Records to use:
--

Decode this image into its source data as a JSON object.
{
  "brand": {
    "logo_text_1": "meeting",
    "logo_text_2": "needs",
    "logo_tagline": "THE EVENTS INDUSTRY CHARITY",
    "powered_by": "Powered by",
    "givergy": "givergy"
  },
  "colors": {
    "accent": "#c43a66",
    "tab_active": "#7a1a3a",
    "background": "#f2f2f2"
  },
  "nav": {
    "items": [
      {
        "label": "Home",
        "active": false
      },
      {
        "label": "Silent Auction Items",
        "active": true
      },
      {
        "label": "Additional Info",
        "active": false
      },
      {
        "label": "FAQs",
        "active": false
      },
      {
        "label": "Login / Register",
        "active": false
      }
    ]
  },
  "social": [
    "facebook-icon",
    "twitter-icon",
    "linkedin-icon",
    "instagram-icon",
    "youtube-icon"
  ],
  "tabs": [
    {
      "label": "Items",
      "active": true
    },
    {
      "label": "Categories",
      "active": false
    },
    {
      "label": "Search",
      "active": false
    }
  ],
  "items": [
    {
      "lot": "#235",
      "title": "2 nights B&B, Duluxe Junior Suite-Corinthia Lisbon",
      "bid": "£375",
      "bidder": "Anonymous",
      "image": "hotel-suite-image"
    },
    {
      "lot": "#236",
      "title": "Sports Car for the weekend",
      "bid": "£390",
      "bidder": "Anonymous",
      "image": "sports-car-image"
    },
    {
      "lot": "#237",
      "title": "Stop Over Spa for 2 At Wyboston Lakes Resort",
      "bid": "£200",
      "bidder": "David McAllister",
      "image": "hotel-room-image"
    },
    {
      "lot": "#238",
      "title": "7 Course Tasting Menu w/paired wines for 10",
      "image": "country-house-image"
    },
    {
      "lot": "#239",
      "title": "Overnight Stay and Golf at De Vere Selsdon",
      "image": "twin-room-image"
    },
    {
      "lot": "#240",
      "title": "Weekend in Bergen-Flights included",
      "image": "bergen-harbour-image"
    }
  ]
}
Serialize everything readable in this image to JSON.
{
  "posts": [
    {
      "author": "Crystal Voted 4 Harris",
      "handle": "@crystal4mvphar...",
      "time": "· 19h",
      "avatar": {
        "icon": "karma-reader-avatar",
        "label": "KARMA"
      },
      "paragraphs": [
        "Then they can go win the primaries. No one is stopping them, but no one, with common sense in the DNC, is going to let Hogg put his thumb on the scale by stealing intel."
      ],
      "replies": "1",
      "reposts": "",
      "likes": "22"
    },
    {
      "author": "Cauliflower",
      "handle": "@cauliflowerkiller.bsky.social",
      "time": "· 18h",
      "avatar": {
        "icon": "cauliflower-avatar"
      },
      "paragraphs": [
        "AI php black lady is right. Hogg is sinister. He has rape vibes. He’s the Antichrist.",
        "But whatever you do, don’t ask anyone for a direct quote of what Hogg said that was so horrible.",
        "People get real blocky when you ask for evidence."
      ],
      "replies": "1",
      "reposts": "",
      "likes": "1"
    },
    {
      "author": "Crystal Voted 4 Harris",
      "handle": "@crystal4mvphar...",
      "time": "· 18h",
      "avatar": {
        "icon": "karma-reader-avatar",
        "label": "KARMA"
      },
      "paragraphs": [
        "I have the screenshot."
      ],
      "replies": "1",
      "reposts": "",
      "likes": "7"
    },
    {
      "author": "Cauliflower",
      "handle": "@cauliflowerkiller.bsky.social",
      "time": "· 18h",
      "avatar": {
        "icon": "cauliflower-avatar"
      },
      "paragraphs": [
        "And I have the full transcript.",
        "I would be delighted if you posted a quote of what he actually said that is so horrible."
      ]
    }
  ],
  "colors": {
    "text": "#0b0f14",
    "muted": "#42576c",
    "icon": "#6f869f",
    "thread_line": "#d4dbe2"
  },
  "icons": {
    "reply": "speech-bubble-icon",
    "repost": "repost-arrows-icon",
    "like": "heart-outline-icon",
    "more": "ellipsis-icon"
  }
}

--

Goal:
Please output the entire listing exactly as it stands.

Solved exercise:
Decode this image into its source data as a JSON object.
{
  "brand": {
    "logo_text_1": "meeting",
    "logo_text_2": "needs",
    "logo_tagline": "THE EVENTS INDUSTRY CHARITY",
    "powered_by": "Powered by",
    "givergy": "givergy"
  },
  "colors": {
    "accent": "#c43a66",
    "tab_active": "#7a1a3a",
    "background": "#f2f2f2"
  },
  "nav": {
    "items": [
      {
        "label": "Home",
        "active": false
      },
      {
        "label": "Silent Auction Items",
        "active": true
      },
      {
        "label": "Additional Info",
        "active": false
      },
      {
        "label": "FAQs",
        "active": false
      },
      {
        "label": "Login / Register",
        "active": false
      }
    ]
  },
  "social": [
    "facebook-icon",
    "twitter-icon",
    "linkedin-icon",
    "instagram-icon",
    "youtube-icon"
  ],
  "tabs": [
    {
      "label": "Items",
      "active": true
    },
    {
      "label": "Categories",
      "active": false
    },
    {
      "label": "Search",
      "active": false
    }
  ],
  "items": [
    {
      "lot": "#235",
      "title": "2 nights B&B, Duluxe Junior Suite-Corinthia Lisbon",
      "bid": "£375",
      "bidder": "Anonymous",
      "image": "hotel-suite-image"
    },
    {
      "lot": "#236",
      "title": "Sports Car for the weekend",
      "bid": "£390",
      "bidder": "Anonymous",
      "image": "sports-car-image"
    },
    {
      "lot": "#237",
      "title": "Stop Over Spa for 2 At Wyboston Lakes Resort",
      "bid": "£200",
      "bidder": "David McAllister",
      "image": "hotel-room-image"
    },
    {
      "lot": "#238",
      "title": "7 Course Tasting Menu w/paired wines for 10",
      "image": "country-house-image"
    },
    {
      "lot": "#239",
      "title": "Overnight Stay and Golf at De Vere Selsdon",
      "image": "twin-room-image"
    },
    {
      "lot": "#240",
      "title": "Weekend in Bergen-Flights included",
      "image": "bergen-harbour-image"
    }
  ]
}
Serialize everything readable in this image to JSON.
{
  "posts": [
    {
      "author": "Crystal Voted 4 Harris",
      "handle": "@crystal4mvphar...",
      "time": "· 19h",
      "avatar": {
        "icon": "karma-reader-avatar",
        "label": "KARMA"
      },
      "paragraphs": [
        "Then they can go win the primaries. No one is stopping them, but no one, with common sense in the DNC, is going to let Hogg put his thumb on the scale by stealing intel."
      ],
      "replies": "1",
      "reposts": "",
      "likes": "22"
    },
    {
      "author": "Cauliflower",
      "handle": "@cauliflowerkiller.bsky.social",
      "time": "· 18h",
      "avatar": {
        "icon": "cauliflower-avatar"
      },
      "paragraphs": [
        "AI php black lady is right. Hogg is sinister. He has rape vibes. He’s the Antichrist.",
        "But whatever you do, don’t ask anyone for a direct quote of what Hogg said that was so horrible.",
        "People get real blocky when you ask for evidence."
      ],
      "replies": "1",
      "reposts": "",
      "likes": "1"
    },
    {
      "author": "Crystal Voted 4 Harris",
      "handle": "@crystal4mvphar...",
      "time": "· 18h",
      "avatar": {
        "icon": "karma-reader-avatar",
        "label": "KARMA"
      },
      "paragraphs": [
        "I have the screenshot."
      ],
      "replies": "1",
      "reposts": "",
      "likes": "7"
    },
    {
      "author": "Cauliflower",
      "handle": "@cauliflowerkiller.bsky.social",
      "time": "· 18h",
      "avatar": {
        "icon": "cauliflower-avatar"
      },
      "paragraphs": [
        "And I have the full transcript.",
        "I would be delighted if you posted a quote of what he actually said that is so horrible."
      ]
    }
  ],
  "colors": {
    "text": "#0b0f14",
    "muted": "#42576c",
    "icon": "#6f869f",
    "thread_line": "#d4dbe2"
  },
  "icons": {
    "reply": "speech-bubble-icon",
    "repost": "repost-arrows-icon",
    "like": "heart-outline-icon",
    "more": "ellipsis-icon"
  }
}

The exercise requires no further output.